• **Problem**
Find each line that has the string "acid" and give the total, with nothing else.

(Source data)
━━━━━━━━━━━━━━━━
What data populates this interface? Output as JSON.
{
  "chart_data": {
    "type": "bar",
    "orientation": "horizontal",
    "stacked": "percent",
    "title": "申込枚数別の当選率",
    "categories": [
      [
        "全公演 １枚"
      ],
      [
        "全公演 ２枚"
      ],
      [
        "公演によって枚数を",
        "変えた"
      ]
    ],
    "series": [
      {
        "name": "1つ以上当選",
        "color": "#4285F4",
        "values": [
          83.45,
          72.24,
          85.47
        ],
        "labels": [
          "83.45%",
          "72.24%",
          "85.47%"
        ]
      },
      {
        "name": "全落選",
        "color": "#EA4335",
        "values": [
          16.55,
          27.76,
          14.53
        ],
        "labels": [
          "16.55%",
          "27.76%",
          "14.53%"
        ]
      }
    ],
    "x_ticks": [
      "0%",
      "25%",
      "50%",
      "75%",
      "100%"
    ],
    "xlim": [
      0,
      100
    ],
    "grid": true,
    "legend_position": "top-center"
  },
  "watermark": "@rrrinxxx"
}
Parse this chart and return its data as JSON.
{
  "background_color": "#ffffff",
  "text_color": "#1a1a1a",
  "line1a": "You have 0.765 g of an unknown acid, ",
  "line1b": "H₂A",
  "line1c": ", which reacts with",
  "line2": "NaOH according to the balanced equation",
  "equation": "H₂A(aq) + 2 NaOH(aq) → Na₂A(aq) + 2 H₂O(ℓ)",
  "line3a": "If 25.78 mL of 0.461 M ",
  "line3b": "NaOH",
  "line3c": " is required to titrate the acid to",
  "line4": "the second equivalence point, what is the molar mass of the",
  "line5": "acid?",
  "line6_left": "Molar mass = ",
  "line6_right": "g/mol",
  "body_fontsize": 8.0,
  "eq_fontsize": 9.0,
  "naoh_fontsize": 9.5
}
━━━━━━━━━━━━━━━━
• **Answer to this exercise**
3